Wherever a line in the data below holds "from", copy that line.

+++++

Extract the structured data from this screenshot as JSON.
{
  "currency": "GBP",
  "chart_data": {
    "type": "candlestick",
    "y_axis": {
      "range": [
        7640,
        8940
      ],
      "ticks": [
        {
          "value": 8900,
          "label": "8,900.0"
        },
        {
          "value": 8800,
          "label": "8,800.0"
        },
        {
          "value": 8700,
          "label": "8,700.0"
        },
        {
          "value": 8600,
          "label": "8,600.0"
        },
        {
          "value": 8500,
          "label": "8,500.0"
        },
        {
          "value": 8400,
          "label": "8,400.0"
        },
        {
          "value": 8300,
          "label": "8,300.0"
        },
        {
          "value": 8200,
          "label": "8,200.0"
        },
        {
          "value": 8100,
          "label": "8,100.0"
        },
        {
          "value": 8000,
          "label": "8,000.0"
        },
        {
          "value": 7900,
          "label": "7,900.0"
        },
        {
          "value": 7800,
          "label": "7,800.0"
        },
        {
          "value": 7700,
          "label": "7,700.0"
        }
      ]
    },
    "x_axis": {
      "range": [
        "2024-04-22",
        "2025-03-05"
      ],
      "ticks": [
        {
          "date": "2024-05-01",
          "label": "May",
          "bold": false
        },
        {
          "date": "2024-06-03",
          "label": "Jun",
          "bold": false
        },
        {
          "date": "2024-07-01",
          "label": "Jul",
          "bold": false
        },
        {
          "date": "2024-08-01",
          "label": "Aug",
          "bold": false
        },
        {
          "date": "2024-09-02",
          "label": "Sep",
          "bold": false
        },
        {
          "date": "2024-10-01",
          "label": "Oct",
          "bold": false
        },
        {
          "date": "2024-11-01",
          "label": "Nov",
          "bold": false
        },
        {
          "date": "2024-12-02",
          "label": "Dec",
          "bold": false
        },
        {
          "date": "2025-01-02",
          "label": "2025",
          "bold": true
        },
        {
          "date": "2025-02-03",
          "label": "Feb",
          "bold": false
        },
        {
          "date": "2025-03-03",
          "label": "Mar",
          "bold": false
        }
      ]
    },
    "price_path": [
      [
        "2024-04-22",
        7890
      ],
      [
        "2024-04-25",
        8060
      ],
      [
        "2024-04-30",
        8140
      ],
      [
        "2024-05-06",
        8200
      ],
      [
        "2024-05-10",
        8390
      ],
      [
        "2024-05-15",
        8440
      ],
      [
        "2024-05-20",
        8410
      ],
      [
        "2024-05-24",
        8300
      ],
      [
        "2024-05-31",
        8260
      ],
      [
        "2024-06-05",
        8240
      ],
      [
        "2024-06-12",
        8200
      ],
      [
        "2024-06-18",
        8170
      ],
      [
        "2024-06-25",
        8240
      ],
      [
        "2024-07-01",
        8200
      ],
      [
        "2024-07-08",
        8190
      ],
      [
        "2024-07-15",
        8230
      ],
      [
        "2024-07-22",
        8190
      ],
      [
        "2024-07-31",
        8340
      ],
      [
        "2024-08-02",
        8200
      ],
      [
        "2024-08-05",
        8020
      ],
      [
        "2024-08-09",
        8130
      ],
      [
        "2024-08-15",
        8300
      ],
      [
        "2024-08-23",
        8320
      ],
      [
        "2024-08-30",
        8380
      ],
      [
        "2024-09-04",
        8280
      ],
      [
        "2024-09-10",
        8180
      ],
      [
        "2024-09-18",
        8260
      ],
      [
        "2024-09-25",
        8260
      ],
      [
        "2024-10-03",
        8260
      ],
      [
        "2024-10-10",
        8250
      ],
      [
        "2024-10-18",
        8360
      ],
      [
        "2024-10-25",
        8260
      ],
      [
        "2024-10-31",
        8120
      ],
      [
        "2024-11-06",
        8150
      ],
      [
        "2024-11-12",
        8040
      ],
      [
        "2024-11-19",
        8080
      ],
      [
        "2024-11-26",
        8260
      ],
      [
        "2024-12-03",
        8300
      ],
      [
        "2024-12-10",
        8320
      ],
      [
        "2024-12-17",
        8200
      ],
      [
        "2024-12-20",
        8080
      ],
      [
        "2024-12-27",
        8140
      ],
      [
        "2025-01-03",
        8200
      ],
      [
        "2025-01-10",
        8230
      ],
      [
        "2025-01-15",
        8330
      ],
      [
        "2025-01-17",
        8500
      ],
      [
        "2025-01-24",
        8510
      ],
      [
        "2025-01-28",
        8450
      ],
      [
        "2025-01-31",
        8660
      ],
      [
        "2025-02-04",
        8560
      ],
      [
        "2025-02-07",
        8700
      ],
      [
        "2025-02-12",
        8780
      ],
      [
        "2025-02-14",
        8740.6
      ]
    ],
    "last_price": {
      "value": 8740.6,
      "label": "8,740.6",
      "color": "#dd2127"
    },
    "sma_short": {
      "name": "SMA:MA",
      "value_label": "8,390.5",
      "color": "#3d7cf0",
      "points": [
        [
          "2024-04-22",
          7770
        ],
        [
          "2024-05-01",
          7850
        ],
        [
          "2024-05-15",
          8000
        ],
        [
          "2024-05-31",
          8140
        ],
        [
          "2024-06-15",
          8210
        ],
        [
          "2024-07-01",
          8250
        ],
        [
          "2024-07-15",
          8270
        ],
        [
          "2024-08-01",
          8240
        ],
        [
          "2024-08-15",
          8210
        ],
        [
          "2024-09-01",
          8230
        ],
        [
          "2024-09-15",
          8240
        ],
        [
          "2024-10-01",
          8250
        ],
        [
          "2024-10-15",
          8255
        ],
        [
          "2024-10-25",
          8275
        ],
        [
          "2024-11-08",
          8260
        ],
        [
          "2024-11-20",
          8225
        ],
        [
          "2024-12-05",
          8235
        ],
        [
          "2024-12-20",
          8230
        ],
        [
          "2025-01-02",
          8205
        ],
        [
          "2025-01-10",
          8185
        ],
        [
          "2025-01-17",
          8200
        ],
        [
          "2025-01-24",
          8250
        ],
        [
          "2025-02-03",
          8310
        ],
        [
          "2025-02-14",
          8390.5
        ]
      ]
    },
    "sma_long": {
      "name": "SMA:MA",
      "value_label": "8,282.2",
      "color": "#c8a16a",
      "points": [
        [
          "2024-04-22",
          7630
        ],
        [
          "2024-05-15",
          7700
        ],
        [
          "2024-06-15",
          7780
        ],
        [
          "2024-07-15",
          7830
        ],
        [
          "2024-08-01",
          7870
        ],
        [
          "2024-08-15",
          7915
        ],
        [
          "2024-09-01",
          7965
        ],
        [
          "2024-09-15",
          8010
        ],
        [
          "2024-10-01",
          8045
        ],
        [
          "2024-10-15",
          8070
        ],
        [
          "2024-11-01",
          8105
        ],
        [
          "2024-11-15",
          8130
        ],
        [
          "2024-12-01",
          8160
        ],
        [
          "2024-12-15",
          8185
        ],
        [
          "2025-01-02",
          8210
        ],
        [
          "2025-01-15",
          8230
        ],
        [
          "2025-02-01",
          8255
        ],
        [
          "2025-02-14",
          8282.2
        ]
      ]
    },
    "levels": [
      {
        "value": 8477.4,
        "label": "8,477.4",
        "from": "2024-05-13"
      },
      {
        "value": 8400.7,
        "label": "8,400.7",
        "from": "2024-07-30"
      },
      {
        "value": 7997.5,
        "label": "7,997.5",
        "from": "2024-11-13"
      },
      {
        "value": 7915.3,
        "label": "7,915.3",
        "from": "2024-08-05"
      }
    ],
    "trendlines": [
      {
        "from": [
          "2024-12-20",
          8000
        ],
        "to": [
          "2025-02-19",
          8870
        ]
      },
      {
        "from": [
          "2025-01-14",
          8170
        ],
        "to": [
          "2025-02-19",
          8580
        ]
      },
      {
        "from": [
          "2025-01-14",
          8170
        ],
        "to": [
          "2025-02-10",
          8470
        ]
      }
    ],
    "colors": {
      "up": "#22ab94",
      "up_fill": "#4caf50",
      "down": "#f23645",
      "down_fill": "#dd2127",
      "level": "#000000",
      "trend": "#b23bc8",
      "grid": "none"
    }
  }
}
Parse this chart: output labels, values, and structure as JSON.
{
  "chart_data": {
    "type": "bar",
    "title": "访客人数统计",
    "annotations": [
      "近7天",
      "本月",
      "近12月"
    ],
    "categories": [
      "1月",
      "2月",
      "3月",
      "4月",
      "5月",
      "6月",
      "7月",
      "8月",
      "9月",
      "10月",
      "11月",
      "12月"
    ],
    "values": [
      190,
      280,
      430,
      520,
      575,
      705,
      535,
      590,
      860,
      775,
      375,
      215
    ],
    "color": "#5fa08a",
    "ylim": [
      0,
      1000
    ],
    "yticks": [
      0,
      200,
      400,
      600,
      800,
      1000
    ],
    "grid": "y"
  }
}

+++++

▸ Task output:
Extract the structured data from this screenshot as JSON.
        "from": "2024-05-13"
        "from": "2024-07-30"
        "from": "2024-11-13"
        "from": "2024-08-05"
        "from": [
        "from": [
        "from": [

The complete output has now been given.